[Stored records]
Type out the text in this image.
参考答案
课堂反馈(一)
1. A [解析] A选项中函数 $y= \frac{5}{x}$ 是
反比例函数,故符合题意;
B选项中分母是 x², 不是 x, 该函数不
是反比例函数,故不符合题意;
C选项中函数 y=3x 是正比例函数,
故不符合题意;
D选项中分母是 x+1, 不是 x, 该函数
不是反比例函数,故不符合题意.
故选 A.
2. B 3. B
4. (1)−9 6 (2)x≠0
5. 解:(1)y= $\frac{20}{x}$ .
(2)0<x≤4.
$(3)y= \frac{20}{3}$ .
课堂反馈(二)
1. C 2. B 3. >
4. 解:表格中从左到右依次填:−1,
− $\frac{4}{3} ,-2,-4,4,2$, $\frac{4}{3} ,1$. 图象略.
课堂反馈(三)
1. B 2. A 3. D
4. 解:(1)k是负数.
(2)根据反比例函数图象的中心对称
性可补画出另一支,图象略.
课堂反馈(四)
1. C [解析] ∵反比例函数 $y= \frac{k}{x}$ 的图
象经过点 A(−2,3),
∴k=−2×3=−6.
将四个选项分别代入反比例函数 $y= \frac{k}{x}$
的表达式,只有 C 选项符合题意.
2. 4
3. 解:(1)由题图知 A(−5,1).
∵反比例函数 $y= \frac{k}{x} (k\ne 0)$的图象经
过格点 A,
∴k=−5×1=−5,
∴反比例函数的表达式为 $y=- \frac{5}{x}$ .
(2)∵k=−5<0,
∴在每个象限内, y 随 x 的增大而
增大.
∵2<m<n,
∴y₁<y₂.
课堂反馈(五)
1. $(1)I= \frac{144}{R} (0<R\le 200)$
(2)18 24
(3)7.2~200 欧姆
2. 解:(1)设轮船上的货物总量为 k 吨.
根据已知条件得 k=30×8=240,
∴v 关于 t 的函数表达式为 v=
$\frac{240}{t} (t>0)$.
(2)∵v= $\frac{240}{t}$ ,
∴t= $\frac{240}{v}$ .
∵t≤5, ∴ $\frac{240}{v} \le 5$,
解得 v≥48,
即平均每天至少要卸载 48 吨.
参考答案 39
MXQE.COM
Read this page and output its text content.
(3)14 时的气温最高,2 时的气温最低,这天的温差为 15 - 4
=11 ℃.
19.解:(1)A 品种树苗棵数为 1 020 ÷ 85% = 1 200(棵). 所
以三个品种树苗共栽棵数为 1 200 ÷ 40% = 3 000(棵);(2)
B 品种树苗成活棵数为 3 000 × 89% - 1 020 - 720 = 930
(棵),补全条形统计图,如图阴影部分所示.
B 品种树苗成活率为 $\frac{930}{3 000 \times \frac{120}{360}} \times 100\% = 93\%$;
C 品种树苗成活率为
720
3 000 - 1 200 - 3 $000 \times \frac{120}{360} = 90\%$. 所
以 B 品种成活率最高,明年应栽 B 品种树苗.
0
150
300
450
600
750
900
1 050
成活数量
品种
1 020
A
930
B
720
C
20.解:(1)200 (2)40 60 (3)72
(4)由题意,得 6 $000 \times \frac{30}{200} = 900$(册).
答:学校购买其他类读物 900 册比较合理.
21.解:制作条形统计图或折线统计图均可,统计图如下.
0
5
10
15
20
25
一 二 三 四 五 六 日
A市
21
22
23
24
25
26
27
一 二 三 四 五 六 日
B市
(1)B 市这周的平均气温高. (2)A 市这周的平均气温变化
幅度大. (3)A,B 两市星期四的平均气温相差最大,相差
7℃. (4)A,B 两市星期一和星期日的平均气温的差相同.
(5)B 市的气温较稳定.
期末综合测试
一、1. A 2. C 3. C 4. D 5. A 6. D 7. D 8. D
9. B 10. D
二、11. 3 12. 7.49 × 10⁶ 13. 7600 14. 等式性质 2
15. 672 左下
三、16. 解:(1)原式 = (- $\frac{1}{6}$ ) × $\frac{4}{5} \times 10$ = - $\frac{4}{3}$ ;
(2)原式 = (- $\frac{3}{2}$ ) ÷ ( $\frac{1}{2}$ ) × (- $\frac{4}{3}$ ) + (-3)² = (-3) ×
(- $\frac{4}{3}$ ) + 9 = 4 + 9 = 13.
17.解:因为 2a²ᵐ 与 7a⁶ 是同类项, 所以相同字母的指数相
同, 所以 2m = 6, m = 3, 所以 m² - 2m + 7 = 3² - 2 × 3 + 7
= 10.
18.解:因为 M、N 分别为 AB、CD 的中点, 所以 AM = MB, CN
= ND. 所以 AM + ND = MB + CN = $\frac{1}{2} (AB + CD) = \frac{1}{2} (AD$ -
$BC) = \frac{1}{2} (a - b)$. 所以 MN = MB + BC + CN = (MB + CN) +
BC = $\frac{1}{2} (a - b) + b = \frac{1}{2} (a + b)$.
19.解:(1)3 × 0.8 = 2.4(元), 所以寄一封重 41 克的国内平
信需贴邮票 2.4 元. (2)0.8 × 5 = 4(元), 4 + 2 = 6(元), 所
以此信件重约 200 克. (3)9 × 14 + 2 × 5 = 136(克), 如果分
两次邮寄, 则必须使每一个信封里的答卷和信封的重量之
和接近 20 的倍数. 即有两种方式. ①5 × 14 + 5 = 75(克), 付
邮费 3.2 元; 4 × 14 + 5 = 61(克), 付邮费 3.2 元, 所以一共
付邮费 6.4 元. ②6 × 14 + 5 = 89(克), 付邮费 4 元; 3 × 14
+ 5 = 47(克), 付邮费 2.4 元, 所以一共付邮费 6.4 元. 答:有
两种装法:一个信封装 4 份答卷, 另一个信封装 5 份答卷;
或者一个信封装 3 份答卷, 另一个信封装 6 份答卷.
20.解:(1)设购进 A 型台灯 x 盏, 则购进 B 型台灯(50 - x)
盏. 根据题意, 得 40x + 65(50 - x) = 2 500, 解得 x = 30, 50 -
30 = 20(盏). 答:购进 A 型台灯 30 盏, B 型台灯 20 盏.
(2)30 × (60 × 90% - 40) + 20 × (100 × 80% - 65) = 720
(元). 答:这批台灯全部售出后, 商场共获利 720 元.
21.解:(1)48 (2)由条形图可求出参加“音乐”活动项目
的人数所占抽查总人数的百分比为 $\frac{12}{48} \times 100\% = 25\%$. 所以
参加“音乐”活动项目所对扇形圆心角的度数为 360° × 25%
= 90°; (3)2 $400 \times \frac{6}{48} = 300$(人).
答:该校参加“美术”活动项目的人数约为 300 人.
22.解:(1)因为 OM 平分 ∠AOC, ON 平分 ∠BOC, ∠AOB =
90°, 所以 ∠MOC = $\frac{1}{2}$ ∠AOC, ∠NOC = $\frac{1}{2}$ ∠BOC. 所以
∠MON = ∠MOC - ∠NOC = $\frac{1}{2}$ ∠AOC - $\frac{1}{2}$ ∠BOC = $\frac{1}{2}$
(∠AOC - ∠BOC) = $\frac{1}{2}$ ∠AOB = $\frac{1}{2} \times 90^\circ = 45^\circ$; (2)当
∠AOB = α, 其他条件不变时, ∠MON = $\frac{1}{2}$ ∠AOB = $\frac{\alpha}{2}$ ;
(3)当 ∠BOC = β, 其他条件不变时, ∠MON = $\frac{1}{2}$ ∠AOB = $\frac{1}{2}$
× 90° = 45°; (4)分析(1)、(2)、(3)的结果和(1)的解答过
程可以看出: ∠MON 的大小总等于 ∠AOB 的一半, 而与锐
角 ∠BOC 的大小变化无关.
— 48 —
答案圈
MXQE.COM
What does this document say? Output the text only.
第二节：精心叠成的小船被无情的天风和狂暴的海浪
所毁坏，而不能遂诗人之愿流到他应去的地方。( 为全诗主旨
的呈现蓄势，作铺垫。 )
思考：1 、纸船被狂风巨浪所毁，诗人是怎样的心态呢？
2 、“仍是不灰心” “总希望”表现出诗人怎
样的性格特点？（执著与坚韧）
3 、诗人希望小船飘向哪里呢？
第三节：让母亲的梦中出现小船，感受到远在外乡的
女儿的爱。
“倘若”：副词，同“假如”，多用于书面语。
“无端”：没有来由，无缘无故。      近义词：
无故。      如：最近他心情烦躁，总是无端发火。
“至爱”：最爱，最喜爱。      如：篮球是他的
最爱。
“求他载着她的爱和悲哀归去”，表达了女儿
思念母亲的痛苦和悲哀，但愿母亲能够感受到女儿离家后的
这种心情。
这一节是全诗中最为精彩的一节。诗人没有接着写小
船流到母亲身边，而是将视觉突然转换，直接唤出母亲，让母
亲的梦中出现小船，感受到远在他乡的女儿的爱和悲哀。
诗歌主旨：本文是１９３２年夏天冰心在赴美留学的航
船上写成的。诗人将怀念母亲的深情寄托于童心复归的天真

## WRITTEN TASK
Report the number of lines in the entries above that include the string "times". Give nothing but the number.

## OUTPUT FOR THIS TASK
7